# WORKING DATA
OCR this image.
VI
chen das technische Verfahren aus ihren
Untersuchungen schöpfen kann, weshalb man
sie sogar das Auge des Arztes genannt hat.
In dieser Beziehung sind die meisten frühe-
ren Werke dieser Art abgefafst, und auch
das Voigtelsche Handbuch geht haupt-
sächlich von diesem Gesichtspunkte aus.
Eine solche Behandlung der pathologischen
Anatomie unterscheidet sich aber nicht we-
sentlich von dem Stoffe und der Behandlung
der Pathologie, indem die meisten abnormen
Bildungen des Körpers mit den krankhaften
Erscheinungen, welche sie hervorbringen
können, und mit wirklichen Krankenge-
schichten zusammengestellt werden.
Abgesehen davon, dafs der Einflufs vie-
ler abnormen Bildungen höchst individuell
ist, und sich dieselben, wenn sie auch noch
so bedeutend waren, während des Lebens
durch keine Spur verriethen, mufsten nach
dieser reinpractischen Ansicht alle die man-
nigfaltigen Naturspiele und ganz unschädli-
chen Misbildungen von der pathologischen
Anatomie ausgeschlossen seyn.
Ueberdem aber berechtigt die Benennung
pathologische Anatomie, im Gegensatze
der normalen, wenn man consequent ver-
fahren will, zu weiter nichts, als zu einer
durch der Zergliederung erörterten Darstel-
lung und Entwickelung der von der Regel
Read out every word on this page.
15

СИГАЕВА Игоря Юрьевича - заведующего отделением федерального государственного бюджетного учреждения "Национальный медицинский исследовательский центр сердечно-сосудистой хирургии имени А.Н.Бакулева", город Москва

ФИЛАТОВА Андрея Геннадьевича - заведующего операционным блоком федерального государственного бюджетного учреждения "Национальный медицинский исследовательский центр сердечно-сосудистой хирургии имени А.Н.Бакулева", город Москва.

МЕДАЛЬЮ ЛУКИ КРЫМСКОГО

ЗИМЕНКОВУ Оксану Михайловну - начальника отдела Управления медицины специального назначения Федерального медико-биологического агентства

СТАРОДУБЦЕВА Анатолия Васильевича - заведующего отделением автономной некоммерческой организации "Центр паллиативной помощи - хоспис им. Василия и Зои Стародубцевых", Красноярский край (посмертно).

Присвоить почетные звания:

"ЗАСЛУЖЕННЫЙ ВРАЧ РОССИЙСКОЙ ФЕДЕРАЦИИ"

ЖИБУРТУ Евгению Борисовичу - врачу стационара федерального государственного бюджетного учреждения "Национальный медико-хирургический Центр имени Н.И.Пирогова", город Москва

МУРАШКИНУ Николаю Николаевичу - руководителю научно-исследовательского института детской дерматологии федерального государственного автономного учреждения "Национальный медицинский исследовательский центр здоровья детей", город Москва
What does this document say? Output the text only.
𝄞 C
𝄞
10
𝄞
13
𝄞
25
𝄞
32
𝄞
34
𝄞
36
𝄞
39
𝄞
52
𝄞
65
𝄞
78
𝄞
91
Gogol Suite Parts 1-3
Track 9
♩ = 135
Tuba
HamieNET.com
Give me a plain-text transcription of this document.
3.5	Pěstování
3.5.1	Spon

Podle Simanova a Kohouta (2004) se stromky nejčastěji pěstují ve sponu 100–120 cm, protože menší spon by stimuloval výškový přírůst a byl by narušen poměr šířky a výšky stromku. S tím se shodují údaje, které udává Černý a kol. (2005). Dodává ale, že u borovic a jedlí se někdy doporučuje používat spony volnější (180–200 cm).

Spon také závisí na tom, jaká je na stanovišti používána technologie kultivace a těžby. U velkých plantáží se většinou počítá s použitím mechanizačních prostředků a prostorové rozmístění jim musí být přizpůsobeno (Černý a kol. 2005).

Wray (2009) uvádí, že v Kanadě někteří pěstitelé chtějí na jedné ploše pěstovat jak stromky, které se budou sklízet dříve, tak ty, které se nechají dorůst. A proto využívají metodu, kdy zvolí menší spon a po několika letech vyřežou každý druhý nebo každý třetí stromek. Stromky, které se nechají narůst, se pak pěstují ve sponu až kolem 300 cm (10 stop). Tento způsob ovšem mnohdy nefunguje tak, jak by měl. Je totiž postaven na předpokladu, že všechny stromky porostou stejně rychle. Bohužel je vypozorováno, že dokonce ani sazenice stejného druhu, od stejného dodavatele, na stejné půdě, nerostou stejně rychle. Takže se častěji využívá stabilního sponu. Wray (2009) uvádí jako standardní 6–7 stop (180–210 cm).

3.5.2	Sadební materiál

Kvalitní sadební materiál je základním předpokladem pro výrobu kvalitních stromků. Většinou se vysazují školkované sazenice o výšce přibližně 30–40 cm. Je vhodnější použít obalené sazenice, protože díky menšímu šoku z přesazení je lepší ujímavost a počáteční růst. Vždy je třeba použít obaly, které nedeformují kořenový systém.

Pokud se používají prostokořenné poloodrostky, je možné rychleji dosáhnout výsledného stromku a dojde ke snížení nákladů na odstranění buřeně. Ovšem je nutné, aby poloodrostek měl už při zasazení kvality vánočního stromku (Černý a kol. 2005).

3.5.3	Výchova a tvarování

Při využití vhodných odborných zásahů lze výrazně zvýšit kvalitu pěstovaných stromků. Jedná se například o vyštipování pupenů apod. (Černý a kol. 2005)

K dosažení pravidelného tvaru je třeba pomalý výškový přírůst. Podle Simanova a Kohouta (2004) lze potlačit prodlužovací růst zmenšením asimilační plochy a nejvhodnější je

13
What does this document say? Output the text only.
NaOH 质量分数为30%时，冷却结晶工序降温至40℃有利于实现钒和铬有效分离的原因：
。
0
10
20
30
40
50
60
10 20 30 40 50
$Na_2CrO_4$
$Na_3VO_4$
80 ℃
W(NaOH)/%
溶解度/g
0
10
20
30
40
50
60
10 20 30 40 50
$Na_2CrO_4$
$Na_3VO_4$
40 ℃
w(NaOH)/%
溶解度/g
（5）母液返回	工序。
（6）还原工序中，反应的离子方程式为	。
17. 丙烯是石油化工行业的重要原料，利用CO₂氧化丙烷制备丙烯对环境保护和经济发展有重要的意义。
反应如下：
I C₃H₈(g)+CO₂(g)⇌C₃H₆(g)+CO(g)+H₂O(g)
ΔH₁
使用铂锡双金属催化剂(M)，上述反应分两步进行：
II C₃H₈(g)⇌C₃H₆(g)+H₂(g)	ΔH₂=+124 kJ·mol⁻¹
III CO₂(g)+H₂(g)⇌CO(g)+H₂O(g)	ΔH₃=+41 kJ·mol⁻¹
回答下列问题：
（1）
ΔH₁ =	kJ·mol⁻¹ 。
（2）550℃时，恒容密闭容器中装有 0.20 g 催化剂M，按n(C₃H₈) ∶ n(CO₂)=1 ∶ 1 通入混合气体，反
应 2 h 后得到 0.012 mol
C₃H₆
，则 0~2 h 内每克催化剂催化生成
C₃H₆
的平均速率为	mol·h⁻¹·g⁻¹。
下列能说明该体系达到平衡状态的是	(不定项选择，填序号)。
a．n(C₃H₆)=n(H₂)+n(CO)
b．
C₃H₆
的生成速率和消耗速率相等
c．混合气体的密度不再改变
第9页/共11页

# WHAT YOU SHOULD DO
Your task is to return the full listing exactly as it was given.

# WORKED ANSWER
OCR this image.
VI
chen das technische Verfahren aus ihren
Untersuchungen schöpfen kann, weshalb man
sie sogar das Auge des Arztes genannt hat.
In dieser Beziehung sind die meisten frühe-
ren Werke dieser Art abgefafst, und auch
das Voigtelsche Handbuch geht haupt-
sächlich von diesem Gesichtspunkte aus.
Eine solche Behandlung der pathologischen
Anatomie unterscheidet sich aber nicht we-
sentlich von dem Stoffe und der Behandlung
der Pathologie, indem die meisten abnormen
Bildungen des Körpers mit den krankhaften
Erscheinungen, welche sie hervorbringen
können, und mit wirklichen Krankenge-
schichten zusammengestellt werden.
Abgesehen davon, dafs der Einflufs vie-
ler abnormen Bildungen höchst individuell
ist, und sich dieselben, wenn sie auch noch
so bedeutend waren, während des Lebens
durch keine Spur verriethen, mufsten nach
dieser reinpractischen Ansicht alle die man-
nigfaltigen Naturspiele und ganz unschädli-
chen Misbildungen von der pathologischen
Anatomie ausgeschlossen seyn.
Ueberdem aber berechtigt die Benennung
pathologische Anatomie, im Gegensatze
der normalen, wenn man consequent ver-
fahren will, zu weiter nichts, als zu einer
durch der Zergliederung erörterten Darstel-
lung und Entwickelung der von der Regel
Read out every word on this page.
15

СИГАЕВА Игоря Юрьевича - заведующего отделением федерального государственного бюджетного учреждения "Национальный медицинский исследовательский центр сердечно-сосудистой хирургии имени А.Н.Бакулева", город Москва

ФИЛАТОВА Андрея Геннадьевича - заведующего операционным блоком федерального государственного бюджетного учреждения "Национальный медицинский исследовательский центр сердечно-сосудистой хирургии имени А.Н.Бакулева", город Москва.

МЕДАЛЬЮ ЛУКИ КРЫМСКОГО

ЗИМЕНКОВУ Оксану Михайловну - начальника отдела Управления медицины специального назначения Федерального медико-биологического агентства

СТАРОДУБЦЕВА Анатолия Васильевича - заведующего отделением автономной некоммерческой организации "Центр паллиативной помощи - хоспис им. Василия и Зои Стародубцевых", Красноярский край (посмертно).

Присвоить почетные звания:

"ЗАСЛУЖЕННЫЙ ВРАЧ РОССИЙСКОЙ ФЕДЕРАЦИИ"

ЖИБУРТУ Евгению Борисовичу - врачу стационара федерального государственного бюджетного учреждения "Национальный медико-хирургический Центр имени Н.И.Пирогова", город Москва

МУРАШКИНУ Николаю Николаевичу - руководителю научно-исследовательского института детской дерматологии федерального государственного автономного учреждения "Национальный медицинский исследовательский центр здоровья детей", город Москва
What does this document say? Output the text only.
𝄞 C
𝄞
10
𝄞
13
𝄞
25
𝄞
32
𝄞
34
𝄞
36
𝄞
39
𝄞
52
𝄞
65
𝄞
78
𝄞
91
Gogol Suite Parts 1-3
Track 9
♩ = 135
Tuba
HamieNET.com
Give me a plain-text transcription of this document.
3.5	Pěstování
3.5.1	Spon

Podle Simanova a Kohouta (2004) se stromky nejčastěji pěstují ve sponu 100–120 cm, protože menší spon by stimuloval výškový přírůst a byl by narušen poměr šířky a výšky stromku. S tím se shodují údaje, které udává Černý a kol. (2005). Dodává ale, že u borovic a jedlí se někdy doporučuje používat spony volnější (180–200 cm).

Spon také závisí na tom, jaká je na stanovišti používána technologie kultivace a těžby. U velkých plantáží se většinou počítá s použitím mechanizačních prostředků a prostorové rozmístění jim musí být přizpůsobeno (Černý a kol. 2005).

Wray (2009) uvádí, že v Kanadě někteří pěstitelé chtějí na jedné ploše pěstovat jak stromky, které se budou sklízet dříve, tak ty, které se nechají dorůst. A proto využívají metodu, kdy zvolí menší spon a po několika letech vyřežou každý druhý nebo každý třetí stromek. Stromky, které se nechají narůst, se pak pěstují ve sponu až kolem 300 cm (10 stop). Tento způsob ovšem mnohdy nefunguje tak, jak by měl. Je totiž postaven na předpokladu, že všechny stromky porostou stejně rychle. Bohužel je vypozorováno, že dokonce ani sazenice stejného druhu, od stejného dodavatele, na stejné půdě, nerostou stejně rychle. Takže se častěji využívá stabilního sponu. Wray (2009) uvádí jako standardní 6–7 stop (180–210 cm).

3.5.2	Sadební materiál

Kvalitní sadební materiál je základním předpokladem pro výrobu kvalitních stromků. Většinou se vysazují školkované sazenice o výšce přibližně 30–40 cm. Je vhodnější použít obalené sazenice, protože díky menšímu šoku z přesazení je lepší ujímavost a počáteční růst. Vždy je třeba použít obaly, které nedeformují kořenový systém.

Pokud se používají prostokořenné poloodrostky, je možné rychleji dosáhnout výsledného stromku a dojde ke snížení nákladů na odstranění buřeně. Ovšem je nutné, aby poloodrostek měl už při zasazení kvality vánočního stromku (Černý a kol. 2005).

3.5.3	Výchova a tvarování

Při využití vhodných odborných zásahů lze výrazně zvýšit kvalitu pěstovaných stromků. Jedná se například o vyštipování pupenů apod. (Černý a kol. 2005)

K dosažení pravidelného tvaru je třeba pomalý výškový přírůst. Podle Simanova a Kohouta (2004) lze potlačit prodlužovací růst zmenšením asimilační plochy a nejvhodnější je

13
What does this document say? Output the text only.
NaOH 质量分数为30%时，冷却结晶工序降温至40℃有利于实现钒和铬有效分离的原因：
。
0
10
20
30
40
50
60
10 20 30 40 50
$Na_2CrO_4$
$Na_3VO_4$
80 ℃
W(NaOH)/%
溶解度/g
0
10
20
30
40
50
60
10 20 30 40 50
$Na_2CrO_4$
$Na_3VO_4$
40 ℃
w(NaOH)/%
溶解度/g
（5）母液返回	工序。
（6）还原工序中，反应的离子方程式为	。
17. 丙烯是石油化工行业的重要原料，利用CO₂氧化丙烷制备丙烯对环境保护和经济发展有重要的意义。
反应如下：
I C₃H₈(g)+CO₂(g)⇌C₃H₆(g)+CO(g)+H₂O(g)
ΔH₁
使用铂锡双金属催化剂(M)，上述反应分两步进行：
II C₃H₈(g)⇌C₃H₆(g)+H₂(g)	ΔH₂=+124 kJ·mol⁻¹
III CO₂(g)+H₂(g)⇌CO(g)+H₂O(g)	ΔH₃=+41 kJ·mol⁻¹
回答下列问题：
（1）
ΔH₁ =	kJ·mol⁻¹ 。
（2）550℃时，恒容密闭容器中装有 0.20 g 催化剂M，按n(C₃H₈) ∶ n(CO₂)=1 ∶ 1 通入混合气体，反
应 2 h 后得到 0.012 mol
C₃H₆
，则 0~2 h 内每克催化剂催化生成
C₃H₆
的平均速率为	mol·h⁻¹·g⁻¹。
下列能说明该体系达到平衡状态的是	(不定项选择，填序号)。
a．n(C₃H₆)=n(H₂)+n(CO)
b．
C₃H₆
的生成速率和消耗速率相等
c．混合气体的密度不再改变
第9页/共11页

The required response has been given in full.